Set task:
Report each line of the records below that contains the string "Bulandshahr" and treat case as significant.

Records:

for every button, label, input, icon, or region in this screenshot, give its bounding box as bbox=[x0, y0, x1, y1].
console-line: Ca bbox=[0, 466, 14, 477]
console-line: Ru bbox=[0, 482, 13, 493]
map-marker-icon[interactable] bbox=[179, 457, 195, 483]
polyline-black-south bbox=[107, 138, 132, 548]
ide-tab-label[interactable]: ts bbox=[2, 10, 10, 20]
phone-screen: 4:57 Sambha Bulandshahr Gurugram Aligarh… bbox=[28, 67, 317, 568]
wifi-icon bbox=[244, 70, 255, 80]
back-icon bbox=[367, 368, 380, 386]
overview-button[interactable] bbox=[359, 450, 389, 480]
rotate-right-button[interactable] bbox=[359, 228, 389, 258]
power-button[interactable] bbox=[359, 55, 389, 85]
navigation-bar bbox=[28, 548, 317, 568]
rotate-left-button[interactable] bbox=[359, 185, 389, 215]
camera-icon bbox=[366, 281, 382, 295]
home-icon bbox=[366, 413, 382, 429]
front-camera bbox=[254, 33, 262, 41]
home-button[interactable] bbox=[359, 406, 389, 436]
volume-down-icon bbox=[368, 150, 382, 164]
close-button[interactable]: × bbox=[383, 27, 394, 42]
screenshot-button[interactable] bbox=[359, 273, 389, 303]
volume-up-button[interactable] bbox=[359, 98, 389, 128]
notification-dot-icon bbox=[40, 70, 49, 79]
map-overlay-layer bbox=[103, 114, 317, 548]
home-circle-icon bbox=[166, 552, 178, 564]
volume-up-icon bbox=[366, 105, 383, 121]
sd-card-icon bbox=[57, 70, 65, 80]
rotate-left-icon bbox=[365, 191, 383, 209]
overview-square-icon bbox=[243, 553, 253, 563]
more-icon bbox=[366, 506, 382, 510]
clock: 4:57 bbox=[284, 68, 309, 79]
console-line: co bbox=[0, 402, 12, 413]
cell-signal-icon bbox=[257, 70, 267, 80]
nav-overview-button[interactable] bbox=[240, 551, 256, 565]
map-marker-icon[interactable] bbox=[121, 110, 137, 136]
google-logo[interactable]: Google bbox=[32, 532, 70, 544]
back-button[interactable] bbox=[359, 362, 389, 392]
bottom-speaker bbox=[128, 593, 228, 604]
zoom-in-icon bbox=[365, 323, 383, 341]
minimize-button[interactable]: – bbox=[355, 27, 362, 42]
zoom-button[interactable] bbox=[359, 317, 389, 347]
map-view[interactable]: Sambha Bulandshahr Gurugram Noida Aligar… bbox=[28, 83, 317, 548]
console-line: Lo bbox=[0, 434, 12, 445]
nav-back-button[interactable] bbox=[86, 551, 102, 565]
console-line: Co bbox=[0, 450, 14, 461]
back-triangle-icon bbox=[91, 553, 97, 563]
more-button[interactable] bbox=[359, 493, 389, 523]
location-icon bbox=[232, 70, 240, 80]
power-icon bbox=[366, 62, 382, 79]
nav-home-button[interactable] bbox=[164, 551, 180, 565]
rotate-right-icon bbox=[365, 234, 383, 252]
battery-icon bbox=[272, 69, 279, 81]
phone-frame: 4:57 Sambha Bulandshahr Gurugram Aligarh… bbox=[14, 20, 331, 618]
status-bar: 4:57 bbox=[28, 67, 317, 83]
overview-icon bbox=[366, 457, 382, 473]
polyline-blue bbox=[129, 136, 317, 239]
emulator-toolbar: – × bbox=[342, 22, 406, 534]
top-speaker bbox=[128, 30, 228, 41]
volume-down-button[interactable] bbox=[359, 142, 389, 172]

Response to the task:
phone-screen: 4:57 Sambha Bulandshahr Gurugram Aligarh… bbox=[28, 67, 317, 568]
map-view[interactable]: Sambha Bulandshahr Gurugram Noida Aligar… bbox=[28, 83, 317, 548]
phone-frame: 4:57 Sambha Bulandshahr Gurugram Aligarh… bbox=[14, 20, 331, 618]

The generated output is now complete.